Extract all records. Keep each one exact.
#### RECORDS SHOWN
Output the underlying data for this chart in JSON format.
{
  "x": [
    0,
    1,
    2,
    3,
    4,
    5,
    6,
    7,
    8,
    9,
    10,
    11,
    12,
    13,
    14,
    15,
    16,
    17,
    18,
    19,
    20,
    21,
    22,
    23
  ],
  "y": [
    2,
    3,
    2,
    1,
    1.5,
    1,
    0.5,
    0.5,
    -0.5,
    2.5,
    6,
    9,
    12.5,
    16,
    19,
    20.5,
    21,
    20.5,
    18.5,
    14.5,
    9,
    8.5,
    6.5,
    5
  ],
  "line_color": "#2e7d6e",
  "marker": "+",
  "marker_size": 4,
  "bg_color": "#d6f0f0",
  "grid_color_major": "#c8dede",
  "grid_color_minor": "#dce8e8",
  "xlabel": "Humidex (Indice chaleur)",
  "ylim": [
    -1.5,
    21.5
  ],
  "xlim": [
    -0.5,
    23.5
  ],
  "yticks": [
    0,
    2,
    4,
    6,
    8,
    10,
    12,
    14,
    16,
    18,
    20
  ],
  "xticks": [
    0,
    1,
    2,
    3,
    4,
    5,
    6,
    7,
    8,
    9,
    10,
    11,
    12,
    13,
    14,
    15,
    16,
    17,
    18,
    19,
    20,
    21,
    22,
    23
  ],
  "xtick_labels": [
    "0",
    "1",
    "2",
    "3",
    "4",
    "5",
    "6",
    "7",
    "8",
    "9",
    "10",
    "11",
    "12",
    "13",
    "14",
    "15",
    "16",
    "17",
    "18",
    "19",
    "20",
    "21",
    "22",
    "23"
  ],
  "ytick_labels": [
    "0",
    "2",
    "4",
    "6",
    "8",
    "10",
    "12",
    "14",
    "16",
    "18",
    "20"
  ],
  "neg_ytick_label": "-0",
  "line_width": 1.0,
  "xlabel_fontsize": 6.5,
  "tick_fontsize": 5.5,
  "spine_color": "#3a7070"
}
########
**RIGHT ANSWER:**
Output the underlying data for this chart in JSON format.
{
  "x": [
    0,
    1,
    2,
    3,
    4,
    5,
    6,
    7,
    8,
    9,
    10,
    11,
    12,
    13,
    14,
    15,
    16,
    17,
    18,
    19,
    20,
    21,
    22,
    23
  ],
  "y": [
    2,
    3,
    2,
    1,
    1.5,
    1,
    0.5,
    0.5,
    -0.5,
    2.5,
    6,
    9,
    12.5,
    16,
    19,
    20.5,
    21,
    20.5,
    18.5,
    14.5,
    9,
    8.5,
    6.5,
    5
  ],
  "line_color": "#2e7d6e",
  "marker": "+",
  "marker_size": 4,
  "bg_color": "#d6f0f0",
  "grid_color_major": "#c8dede",
  "grid_color_minor": "#dce8e8",
  "xlabel": "Humidex (Indice chaleur)",
  "ylim": [
    -1.5,
    21.5
  ],
  "xlim": [
    -0.5,
    23.5
  ],
  "yticks": [
    0,
    2,
    4,
    6,
    8,
    10,
    12,
    14,
    16,
    18,
    20
  ],
  "xticks": [
    0,
    1,
    2,
    3,
    4,
    5,
    6,
    7,
    8,
    9,
    10,
    11,
    12,
    13,
    14,
    15,
    16,
    17,
    18,
    19,
    20,
    21,
    22,
    23
  ],
  "xtick_labels": [
    "0",
    "1",
    "2",
    "3",
    "4",
    "5",
    "6",
    "7",
    "8",
    "9",
    "10",
    "11",
    "12",
    "13",
    "14",
    "15",
    "16",
    "17",
    "18",
    "19",
    "20",
    "21",
    "22",
    "23"
  ],
  "ytick_labels": [
    "0",
    "2",
    "4",
    "6",
    "8",
    "10",
    "12",
    "14",
    "16",
    "18",
    "20"
  ],
  "neg_ytick_label": "-0",
  "line_width": 1.0,
  "xlabel_fontsize": 6.5,
  "tick_fontsize": 5.5,
  "spine_color": "#3a7070"
}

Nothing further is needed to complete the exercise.